(Items from a document page collection)
========================
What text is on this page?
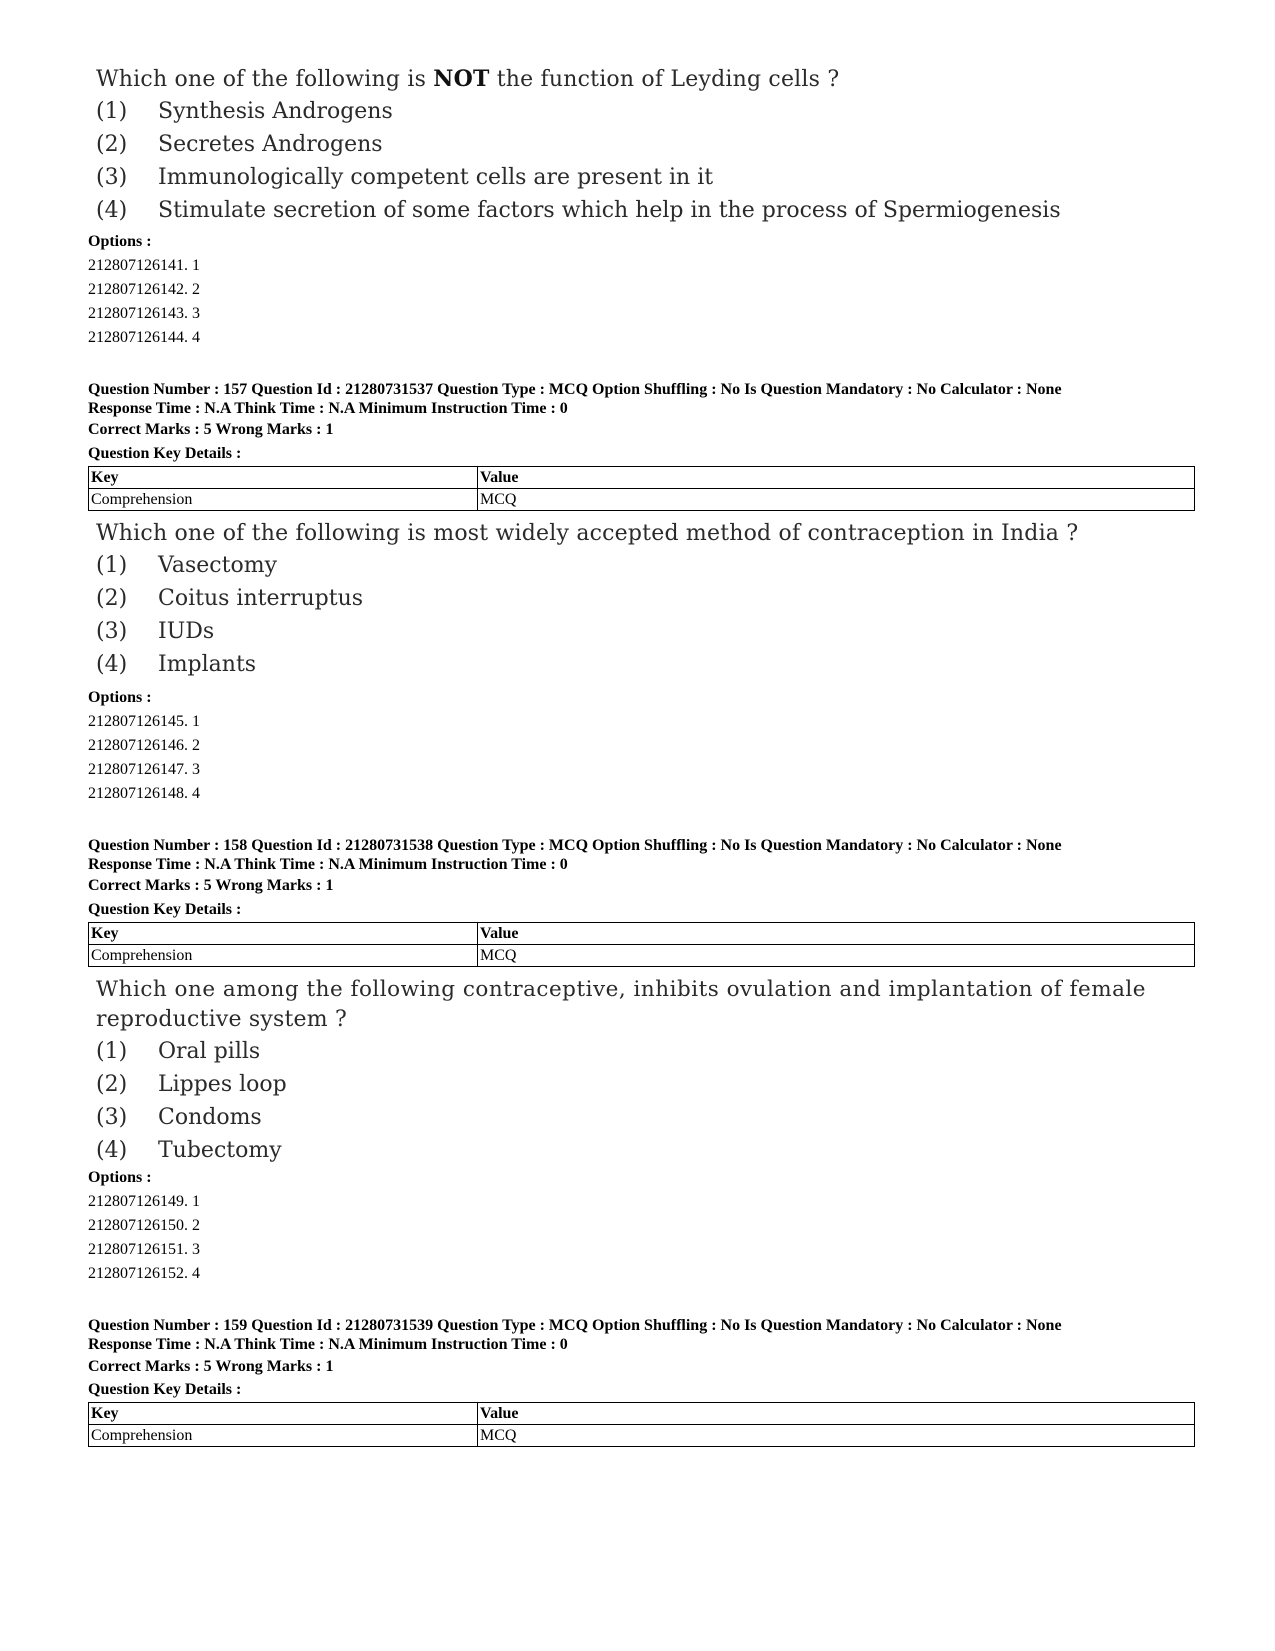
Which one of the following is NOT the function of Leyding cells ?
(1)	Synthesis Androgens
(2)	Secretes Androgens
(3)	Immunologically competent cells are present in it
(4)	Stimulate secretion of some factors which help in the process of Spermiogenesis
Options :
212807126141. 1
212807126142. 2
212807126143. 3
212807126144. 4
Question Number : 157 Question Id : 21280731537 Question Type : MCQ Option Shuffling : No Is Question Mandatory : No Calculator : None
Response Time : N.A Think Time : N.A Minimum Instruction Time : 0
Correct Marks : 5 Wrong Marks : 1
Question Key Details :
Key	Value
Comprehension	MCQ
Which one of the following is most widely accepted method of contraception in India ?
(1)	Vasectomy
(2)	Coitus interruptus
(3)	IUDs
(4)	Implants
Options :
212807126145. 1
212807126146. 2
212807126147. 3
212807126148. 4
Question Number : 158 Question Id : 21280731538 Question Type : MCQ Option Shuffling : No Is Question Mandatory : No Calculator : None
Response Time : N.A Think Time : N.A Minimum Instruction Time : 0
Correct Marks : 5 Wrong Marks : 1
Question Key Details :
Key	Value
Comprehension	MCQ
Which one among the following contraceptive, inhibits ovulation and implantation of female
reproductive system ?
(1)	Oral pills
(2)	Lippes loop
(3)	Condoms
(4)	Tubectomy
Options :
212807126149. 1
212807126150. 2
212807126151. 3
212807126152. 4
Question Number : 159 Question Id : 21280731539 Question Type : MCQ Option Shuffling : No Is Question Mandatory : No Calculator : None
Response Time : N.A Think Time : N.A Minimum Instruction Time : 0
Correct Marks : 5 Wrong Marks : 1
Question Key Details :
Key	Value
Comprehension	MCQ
========================
> [YOUR GOAL]: Every entry above should be returned exactly, with no images included.

> [TASK ANSWER]:
What text is on this page?
Which one of the following is NOT the function of Leyding cells ?
(1)	Synthesis Androgens
(2)	Secretes Androgens
(3)	Immunologically competent cells are present in it
(4)	Stimulate secretion of some factors which help in the process of Spermiogenesis
Options :
212807126141. 1
212807126142. 2
212807126143. 3
212807126144. 4
Question Number : 157 Question Id : 21280731537 Question Type : MCQ Option Shuffling : No Is Question Mandatory : No Calculator : None
Response Time : N.A Think Time : N.A Minimum Instruction Time : 0
Correct Marks : 5 Wrong Marks : 1
Question Key Details :
Key	Value
Comprehension	MCQ
Which one of the following is most widely accepted method of contraception in India ?
(1)	Vasectomy
(2)	Coitus interruptus
(3)	IUDs
(4)	Implants
Options :
212807126145. 1
212807126146. 2
212807126147. 3
212807126148. 4
Question Number : 158 Question Id : 21280731538 Question Type : MCQ Option Shuffling : No Is Question Mandatory : No Calculator : None
Response Time : N.A Think Time : N.A Minimum Instruction Time : 0
Correct Marks : 5 Wrong Marks : 1
Question Key Details :
Key	Value
Comprehension	MCQ
Which one among the following contraceptive, inhibits ovulation and implantation of female
reproductive system ?
(1)	Oral pills
(2)	Lippes loop
(3)	Condoms
(4)	Tubectomy
Options :
212807126149. 1
212807126150. 2
212807126151. 3
212807126152. 4
Question Number : 159 Question Id : 21280731539 Question Type : MCQ Option Shuffling : No Is Question Mandatory : No Calculator : None
Response Time : N.A Think Time : N.A Minimum Instruction Time : 0
Correct Marks : 5 Wrong Marks : 1
Question Key Details :
Key	Value
Comprehension	MCQ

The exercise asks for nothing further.